Provide an exact copy of the data, excluding the images.

[Collected data]
------------------------------------------------------------

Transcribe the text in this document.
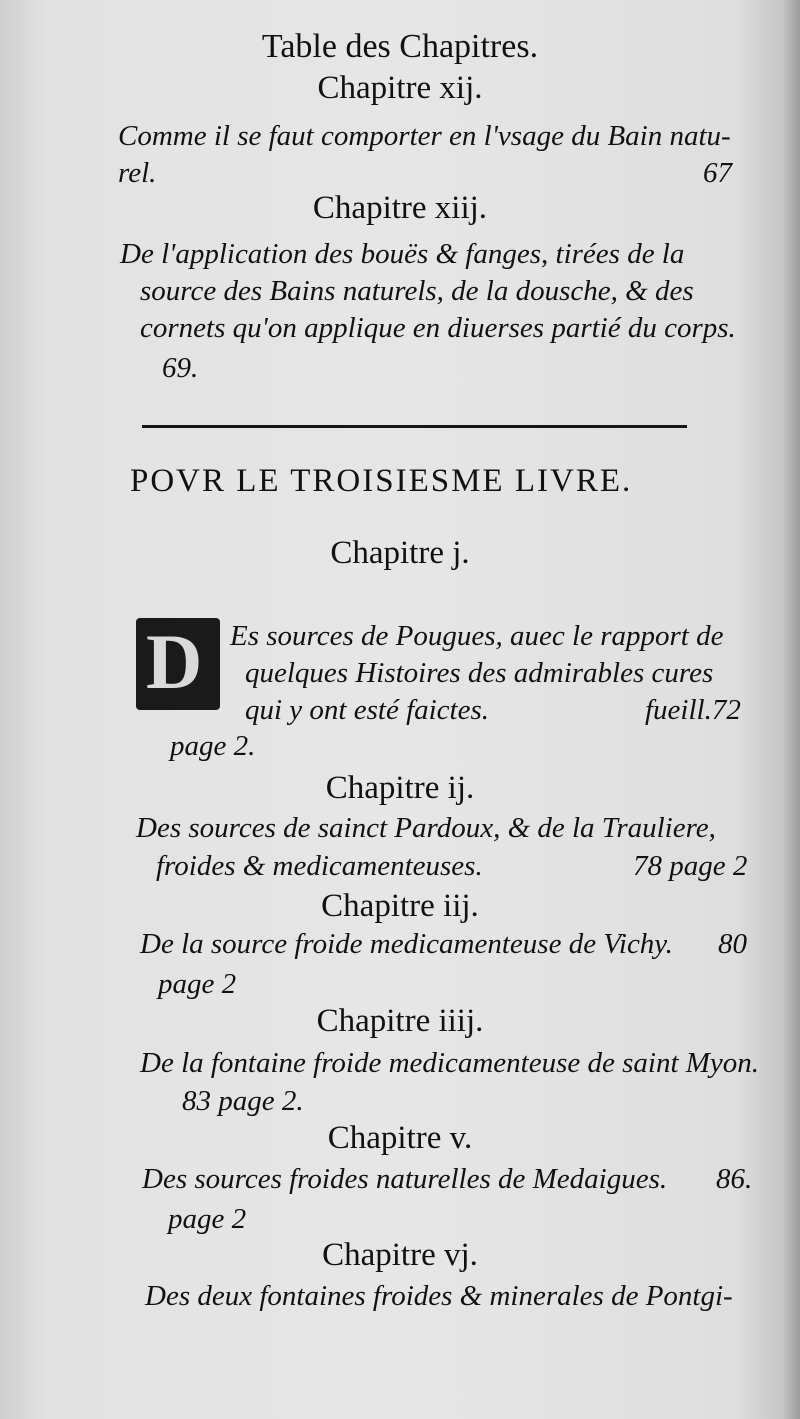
Table des Chapitres.
Chapitre xij.
Comme il se faut comporter en l'vsage du Bain natu-
rel.	67
Chapitre xiij.
De l'application des bouës & fanges, tirées de la
source des Bains naturels, de la dousche, & des
cornets qu'on applique en diuerses partié du corps.
69.
POVR LE TROISIESME LIVRE.
Chapitre j.
D Es sources de Pougues, auec le rapport de
quelques Histoires des admirables cures
qui y ont esté faictes.	fueill.72
page 2.
Chapitre ij.
Des sources de sainct Pardoux, & de la Trauliere,
froides & medicamenteuses.	78 page 2
Chapitre iij.
De la source froide medicamenteuse de Vichy. 80
page 2
Chapitre iiij.
De la fontaine froide medicamenteuse de saint Myon.
83 page 2.
Chapitre v.
Des sources froides naturelles de Medaigues. 86.
page 2
Chapitre vj.
Des deux fontaines froides & minerales de Pontgi-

------------------------------------------------------------

§ Task answer:
Transcribe the text in this document.
Table des Chapitres.
Chapitre xij.
Comme il se faut comporter en l'vsage du Bain natu-
rel.	67
Chapitre xiij.
De l'application des bouës & fanges, tirées de la
source des Bains naturels, de la dousche, & des
cornets qu'on applique en diuerses partié du corps.
69.
POVR LE TROISIESME LIVRE.
Chapitre j.
D Es sources de Pougues, auec le rapport de
quelques Histoires des admirables cures
qui y ont esté faictes.	fueill.72
page 2.
Chapitre ij.
Des sources de sainct Pardoux, & de la Trauliere,
froides & medicamenteuses.	78 page 2
Chapitre iij.
De la source froide medicamenteuse de Vichy. 80
page 2
Chapitre iiij.
De la fontaine froide medicamenteuse de saint Myon.
83 page 2.
Chapitre v.
Des sources froides naturelles de Medaigues. 86.
page 2
Chapitre vj.
Des deux fontaines froides & minerales de Pontgi-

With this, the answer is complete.